Read through the entries below and return each line with the word "placeholder".

*** DATA EXCERPTS ***

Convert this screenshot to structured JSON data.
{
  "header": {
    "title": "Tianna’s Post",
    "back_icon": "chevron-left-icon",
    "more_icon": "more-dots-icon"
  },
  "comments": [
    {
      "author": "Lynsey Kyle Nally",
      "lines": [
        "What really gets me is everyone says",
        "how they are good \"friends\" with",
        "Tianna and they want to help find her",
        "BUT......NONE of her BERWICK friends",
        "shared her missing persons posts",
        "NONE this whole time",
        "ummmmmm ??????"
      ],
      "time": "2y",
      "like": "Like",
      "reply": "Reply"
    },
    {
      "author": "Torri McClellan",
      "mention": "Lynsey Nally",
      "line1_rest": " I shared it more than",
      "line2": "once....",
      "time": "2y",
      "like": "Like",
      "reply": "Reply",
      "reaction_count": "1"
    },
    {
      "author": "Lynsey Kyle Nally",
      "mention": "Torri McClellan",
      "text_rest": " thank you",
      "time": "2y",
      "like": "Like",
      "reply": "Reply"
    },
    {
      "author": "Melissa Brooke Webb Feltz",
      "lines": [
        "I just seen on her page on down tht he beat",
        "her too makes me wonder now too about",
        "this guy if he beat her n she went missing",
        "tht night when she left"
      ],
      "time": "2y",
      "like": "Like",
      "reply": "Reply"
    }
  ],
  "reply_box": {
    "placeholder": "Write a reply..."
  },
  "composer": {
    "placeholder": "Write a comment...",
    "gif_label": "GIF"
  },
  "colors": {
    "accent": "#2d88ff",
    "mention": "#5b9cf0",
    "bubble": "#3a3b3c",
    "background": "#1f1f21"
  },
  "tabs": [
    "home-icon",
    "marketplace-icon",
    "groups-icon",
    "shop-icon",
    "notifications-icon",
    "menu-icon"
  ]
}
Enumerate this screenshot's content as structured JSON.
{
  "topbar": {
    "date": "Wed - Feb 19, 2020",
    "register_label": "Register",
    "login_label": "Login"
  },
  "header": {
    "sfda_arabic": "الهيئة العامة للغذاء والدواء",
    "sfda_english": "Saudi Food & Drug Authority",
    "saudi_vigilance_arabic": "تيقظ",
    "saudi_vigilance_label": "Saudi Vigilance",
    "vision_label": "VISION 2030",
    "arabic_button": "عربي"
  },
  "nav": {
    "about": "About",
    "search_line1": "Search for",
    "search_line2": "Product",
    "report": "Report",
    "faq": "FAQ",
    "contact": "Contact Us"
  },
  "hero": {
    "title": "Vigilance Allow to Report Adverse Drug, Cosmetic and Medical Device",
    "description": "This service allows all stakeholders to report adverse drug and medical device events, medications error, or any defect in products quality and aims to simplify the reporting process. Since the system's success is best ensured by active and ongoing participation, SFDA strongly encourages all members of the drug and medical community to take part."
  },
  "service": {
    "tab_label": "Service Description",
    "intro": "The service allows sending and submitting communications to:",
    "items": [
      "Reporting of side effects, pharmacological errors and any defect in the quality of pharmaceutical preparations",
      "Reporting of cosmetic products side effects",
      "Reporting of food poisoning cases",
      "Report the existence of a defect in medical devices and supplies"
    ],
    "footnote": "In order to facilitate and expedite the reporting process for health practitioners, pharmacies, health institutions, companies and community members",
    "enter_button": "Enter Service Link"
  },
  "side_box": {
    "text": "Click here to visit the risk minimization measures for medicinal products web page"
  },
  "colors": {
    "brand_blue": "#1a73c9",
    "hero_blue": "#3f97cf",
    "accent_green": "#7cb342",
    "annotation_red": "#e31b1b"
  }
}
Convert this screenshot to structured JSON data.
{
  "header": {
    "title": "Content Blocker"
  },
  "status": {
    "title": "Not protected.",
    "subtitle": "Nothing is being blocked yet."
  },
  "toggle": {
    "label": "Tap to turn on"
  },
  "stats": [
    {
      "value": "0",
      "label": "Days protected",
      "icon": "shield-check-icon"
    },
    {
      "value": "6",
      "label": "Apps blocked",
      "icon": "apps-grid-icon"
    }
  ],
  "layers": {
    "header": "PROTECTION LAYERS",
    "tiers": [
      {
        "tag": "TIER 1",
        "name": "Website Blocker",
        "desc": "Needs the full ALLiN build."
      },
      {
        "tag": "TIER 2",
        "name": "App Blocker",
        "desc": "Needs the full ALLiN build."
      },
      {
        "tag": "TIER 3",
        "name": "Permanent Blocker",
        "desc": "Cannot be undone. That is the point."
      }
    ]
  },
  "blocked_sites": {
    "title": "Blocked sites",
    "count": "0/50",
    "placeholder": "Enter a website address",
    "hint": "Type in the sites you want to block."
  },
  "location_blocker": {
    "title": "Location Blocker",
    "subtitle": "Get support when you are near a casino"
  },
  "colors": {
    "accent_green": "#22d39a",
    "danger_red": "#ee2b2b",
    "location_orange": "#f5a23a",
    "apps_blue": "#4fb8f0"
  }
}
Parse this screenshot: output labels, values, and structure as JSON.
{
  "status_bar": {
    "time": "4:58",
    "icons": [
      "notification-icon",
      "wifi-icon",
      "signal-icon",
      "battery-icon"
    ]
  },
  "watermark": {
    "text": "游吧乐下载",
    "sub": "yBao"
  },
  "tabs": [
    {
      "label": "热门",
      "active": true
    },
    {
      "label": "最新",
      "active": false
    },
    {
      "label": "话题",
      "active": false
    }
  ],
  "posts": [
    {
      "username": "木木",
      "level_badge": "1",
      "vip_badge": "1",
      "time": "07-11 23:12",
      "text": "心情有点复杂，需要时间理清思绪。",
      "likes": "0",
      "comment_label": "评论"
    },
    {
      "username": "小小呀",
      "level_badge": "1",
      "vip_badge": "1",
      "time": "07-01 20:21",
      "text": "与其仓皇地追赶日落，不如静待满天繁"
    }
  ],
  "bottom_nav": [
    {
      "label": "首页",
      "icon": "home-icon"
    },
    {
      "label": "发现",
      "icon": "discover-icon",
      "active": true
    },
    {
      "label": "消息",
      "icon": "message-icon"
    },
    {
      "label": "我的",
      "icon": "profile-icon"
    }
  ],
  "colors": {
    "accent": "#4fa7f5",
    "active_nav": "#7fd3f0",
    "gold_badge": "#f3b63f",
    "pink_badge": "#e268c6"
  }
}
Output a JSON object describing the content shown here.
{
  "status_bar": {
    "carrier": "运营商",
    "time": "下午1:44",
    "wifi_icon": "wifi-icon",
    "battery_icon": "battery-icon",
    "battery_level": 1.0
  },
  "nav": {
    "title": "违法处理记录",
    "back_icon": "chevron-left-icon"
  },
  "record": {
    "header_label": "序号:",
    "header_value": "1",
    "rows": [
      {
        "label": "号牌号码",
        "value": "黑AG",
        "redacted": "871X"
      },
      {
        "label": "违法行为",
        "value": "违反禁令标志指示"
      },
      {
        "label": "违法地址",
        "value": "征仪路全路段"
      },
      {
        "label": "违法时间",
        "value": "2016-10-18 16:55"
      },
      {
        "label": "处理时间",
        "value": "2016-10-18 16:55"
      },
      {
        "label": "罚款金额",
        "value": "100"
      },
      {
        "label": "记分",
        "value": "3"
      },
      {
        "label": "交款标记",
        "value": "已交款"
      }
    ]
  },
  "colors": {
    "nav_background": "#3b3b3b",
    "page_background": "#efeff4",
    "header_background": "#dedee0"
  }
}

***

FINISHED TASK:
    "placeholder": "Write a reply..."
    "placeholder": "Write a comment...",
    "placeholder": "Enter a website address",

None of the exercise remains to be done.